(Records excerpted from a collection)

--- --- ---

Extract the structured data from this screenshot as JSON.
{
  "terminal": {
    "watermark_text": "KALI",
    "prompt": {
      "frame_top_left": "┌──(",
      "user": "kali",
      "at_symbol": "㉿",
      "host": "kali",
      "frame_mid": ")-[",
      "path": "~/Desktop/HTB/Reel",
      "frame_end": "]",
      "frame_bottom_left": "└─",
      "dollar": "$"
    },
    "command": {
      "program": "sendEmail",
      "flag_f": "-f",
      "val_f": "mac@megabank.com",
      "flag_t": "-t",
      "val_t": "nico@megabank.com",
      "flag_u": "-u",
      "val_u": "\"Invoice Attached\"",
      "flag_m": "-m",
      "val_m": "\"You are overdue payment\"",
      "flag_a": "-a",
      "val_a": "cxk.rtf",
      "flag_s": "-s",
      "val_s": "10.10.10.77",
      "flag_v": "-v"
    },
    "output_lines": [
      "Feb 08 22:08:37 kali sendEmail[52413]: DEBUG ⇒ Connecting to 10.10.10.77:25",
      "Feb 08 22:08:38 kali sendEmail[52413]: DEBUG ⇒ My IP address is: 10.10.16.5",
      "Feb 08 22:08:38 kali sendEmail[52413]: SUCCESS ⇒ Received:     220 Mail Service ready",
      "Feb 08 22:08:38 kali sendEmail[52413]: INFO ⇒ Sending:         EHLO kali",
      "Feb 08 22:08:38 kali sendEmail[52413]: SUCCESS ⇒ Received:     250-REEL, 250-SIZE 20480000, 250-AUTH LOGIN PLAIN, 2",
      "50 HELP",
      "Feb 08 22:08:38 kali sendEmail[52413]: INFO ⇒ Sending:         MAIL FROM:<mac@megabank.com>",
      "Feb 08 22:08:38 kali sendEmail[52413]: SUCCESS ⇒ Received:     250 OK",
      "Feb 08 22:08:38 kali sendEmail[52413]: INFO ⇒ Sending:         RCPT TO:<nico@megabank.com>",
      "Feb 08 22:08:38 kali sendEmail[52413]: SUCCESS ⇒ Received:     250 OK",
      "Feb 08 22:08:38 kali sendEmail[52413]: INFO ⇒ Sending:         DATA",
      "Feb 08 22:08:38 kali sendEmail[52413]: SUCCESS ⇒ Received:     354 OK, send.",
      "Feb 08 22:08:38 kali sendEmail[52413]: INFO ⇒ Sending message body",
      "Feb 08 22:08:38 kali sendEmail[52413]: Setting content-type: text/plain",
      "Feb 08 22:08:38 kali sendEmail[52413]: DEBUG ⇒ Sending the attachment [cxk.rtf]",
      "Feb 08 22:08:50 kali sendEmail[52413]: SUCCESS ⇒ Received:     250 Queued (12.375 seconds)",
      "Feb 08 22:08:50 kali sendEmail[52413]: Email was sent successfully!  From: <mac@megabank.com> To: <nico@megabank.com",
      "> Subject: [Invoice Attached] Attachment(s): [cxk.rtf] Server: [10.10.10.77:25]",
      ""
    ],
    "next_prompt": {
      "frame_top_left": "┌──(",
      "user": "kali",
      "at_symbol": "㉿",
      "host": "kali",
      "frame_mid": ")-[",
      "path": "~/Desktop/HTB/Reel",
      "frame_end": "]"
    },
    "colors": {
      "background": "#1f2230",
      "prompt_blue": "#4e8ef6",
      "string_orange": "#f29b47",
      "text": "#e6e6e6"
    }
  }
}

--- --- ---

YOUR OBJECTIVE: Copy out each line of the listing that holds "DEBUG".

WRITTEN RESPONSE:
      "Feb 08 22:08:37 kali sendEmail[52413]: DEBUG ⇒ Connecting to 10.10.10.77:25",
      "Feb 08 22:08:38 kali sendEmail[52413]: DEBUG ⇒ My IP address is: 10.10.16.5",
      "Feb 08 22:08:38 kali sendEmail[52413]: DEBUG ⇒ Sending the attachment [cxk.rtf]",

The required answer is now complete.